• Your instructions
What is needed is an exact copy of all the records below.

====

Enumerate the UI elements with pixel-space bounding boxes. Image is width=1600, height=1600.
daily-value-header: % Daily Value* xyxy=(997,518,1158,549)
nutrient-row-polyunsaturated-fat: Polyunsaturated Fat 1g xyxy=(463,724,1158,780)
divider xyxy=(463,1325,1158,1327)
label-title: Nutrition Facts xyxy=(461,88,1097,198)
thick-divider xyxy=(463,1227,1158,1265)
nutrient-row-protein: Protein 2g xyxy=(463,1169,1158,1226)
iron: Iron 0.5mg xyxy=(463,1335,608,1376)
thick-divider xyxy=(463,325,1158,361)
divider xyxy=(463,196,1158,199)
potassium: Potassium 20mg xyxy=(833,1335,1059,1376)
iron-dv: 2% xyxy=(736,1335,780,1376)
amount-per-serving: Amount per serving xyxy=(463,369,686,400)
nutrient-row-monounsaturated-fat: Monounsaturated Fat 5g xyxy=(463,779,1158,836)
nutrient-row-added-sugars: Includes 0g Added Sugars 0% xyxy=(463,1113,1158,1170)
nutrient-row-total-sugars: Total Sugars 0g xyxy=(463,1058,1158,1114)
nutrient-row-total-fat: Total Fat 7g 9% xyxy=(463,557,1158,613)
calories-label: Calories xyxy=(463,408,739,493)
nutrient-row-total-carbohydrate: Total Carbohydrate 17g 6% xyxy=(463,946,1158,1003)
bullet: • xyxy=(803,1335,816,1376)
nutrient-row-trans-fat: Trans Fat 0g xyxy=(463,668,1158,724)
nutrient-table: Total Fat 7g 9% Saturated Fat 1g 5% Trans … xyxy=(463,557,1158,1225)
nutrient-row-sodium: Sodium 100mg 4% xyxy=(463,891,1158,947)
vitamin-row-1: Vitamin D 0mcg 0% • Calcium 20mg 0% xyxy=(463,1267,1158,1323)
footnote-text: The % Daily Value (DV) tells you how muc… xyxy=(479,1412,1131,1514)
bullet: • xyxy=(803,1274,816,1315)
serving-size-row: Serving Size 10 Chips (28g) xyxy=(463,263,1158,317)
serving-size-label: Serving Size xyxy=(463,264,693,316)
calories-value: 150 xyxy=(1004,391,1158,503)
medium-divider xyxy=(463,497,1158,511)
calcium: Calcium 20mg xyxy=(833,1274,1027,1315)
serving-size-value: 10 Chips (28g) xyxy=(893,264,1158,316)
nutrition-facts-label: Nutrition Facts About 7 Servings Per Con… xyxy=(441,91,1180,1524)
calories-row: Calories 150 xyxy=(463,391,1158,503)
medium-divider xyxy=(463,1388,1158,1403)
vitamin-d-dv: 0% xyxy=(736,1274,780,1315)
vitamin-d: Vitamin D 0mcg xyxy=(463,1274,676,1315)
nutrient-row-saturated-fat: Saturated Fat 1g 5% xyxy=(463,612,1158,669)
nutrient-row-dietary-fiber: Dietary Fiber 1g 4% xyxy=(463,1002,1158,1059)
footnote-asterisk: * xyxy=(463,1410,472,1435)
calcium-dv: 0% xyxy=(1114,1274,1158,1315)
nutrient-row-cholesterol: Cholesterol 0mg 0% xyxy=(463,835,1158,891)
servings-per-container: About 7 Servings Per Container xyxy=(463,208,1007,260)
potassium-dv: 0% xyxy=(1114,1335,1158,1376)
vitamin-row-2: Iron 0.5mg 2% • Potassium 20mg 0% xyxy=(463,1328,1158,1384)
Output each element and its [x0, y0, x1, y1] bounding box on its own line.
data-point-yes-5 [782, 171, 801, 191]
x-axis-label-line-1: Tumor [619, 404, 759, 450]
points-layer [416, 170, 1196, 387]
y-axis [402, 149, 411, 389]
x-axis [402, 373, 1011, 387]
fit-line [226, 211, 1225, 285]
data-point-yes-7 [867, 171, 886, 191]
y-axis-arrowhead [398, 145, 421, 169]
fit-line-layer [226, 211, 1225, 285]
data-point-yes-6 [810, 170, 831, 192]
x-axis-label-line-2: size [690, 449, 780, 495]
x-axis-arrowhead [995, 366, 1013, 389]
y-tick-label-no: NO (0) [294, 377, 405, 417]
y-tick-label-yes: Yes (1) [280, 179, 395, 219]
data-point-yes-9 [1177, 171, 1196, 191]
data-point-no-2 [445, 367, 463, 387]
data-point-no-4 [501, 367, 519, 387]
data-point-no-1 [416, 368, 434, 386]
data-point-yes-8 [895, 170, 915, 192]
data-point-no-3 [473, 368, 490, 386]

====

• Result for this exercise
Enumerate the UI elements with pixel-space bounding boxes. Image is width=1600, height=1600.
daily-value-header: % Daily Value* xyxy=(997,518,1158,549)
nutrient-row-polyunsaturated-fat: Polyunsaturated Fat 1g xyxy=(463,724,1158,780)
divider xyxy=(463,1325,1158,1327)
label-title: Nutrition Facts xyxy=(461,88,1097,198)
thick-divider xyxy=(463,1227,1158,1265)
nutrient-row-protein: Protein 2g xyxy=(463,1169,1158,1226)
iron: Iron 0.5mg xyxy=(463,1335,608,1376)
thick-divider xyxy=(463,325,1158,361)
divider xyxy=(463,196,1158,199)
potassium: Potassium 20mg xyxy=(833,1335,1059,1376)
iron-dv: 2% xyxy=(736,1335,780,1376)
amount-per-serving: Amount per serving xyxy=(463,369,686,400)
nutrient-row-monounsaturated-fat: Monounsaturated Fat 5g xyxy=(463,779,1158,836)
nutrient-row-added-sugars: Includes 0g Added Sugars 0% xyxy=(463,1113,1158,1170)
nutrient-row-total-sugars: Total Sugars 0g xyxy=(463,1058,1158,1114)
nutrient-row-total-fat: Total Fat 7g 9% xyxy=(463,557,1158,613)
calories-label: Calories xyxy=(463,408,739,493)
nutrient-row-total-carbohydrate: Total Carbohydrate 17g 6% xyxy=(463,946,1158,1003)
bullet: • xyxy=(803,1335,816,1376)
nutrient-row-trans-fat: Trans Fat 0g xyxy=(463,668,1158,724)
nutrient-table: Total Fat 7g 9% Saturated Fat 1g 5% Trans … xyxy=(463,557,1158,1225)
nutrient-row-sodium: Sodium 100mg 4% xyxy=(463,891,1158,947)
vitamin-row-1: Vitamin D 0mcg 0% • Calcium 20mg 0% xyxy=(463,1267,1158,1323)
footnote-text: The % Daily Value (DV) tells you how muc… xyxy=(479,1412,1131,1514)
bullet: • xyxy=(803,1274,816,1315)
serving-size-row: Serving Size 10 Chips (28g) xyxy=(463,263,1158,317)
serving-size-label: Serving Size xyxy=(463,264,693,316)
calories-value: 150 xyxy=(1004,391,1158,503)
medium-divider xyxy=(463,497,1158,511)
calcium: Calcium 20mg xyxy=(833,1274,1027,1315)
serving-size-value: 10 Chips (28g) xyxy=(893,264,1158,316)
nutrition-facts-label: Nutrition Facts About 7 Servings Per Con… xyxy=(441,91,1180,1524)
calories-row: Calories 150 xyxy=(463,391,1158,503)
medium-divider xyxy=(463,1388,1158,1403)
vitamin-d-dv: 0% xyxy=(736,1274,780,1315)
vitamin-d: Vitamin D 0mcg xyxy=(463,1274,676,1315)
nutrient-row-saturated-fat: Saturated Fat 1g 5% xyxy=(463,612,1158,669)
nutrient-row-dietary-fiber: Dietary Fiber 1g 4% xyxy=(463,1002,1158,1059)
footnote-asterisk: * xyxy=(463,1410,472,1435)
calcium-dv: 0% xyxy=(1114,1274,1158,1315)
nutrient-row-cholesterol: Cholesterol 0mg 0% xyxy=(463,835,1158,891)
servings-per-container: About 7 Servings Per Container xyxy=(463,208,1007,260)
potassium-dv: 0% xyxy=(1114,1335,1158,1376)
vitamin-row-2: Iron 0.5mg 2% • Potassium 20mg 0% xyxy=(463,1328,1158,1384)
Output each element and its [x0, y0, x1, y1] bounding box on its own line.
data-point-yes-5 [782, 171, 801, 191]
x-axis-label-line-1: Tumor [619, 404, 759, 450]
points-layer [416, 170, 1196, 387]
y-axis [402, 149, 411, 389]
x-axis [402, 373, 1011, 387]
fit-line [226, 211, 1225, 285]
data-point-yes-7 [867, 171, 886, 191]
y-axis-arrowhead [398, 145, 421, 169]
fit-line-layer [226, 211, 1225, 285]
data-point-yes-6 [810, 170, 831, 192]
x-axis-label-line-2: size [690, 449, 780, 495]
x-axis-arrowhead [995, 366, 1013, 389]
y-tick-label-no: NO (0) [294, 377, 405, 417]
y-tick-label-yes: Yes (1) [280, 179, 395, 219]
data-point-yes-9 [1177, 171, 1196, 191]
data-point-no-2 [445, 367, 463, 387]
data-point-no-4 [501, 367, 519, 387]
data-point-no-1 [416, 368, 434, 386]
data-point-yes-8 [895, 170, 915, 192]
data-point-no-3 [473, 368, 490, 386]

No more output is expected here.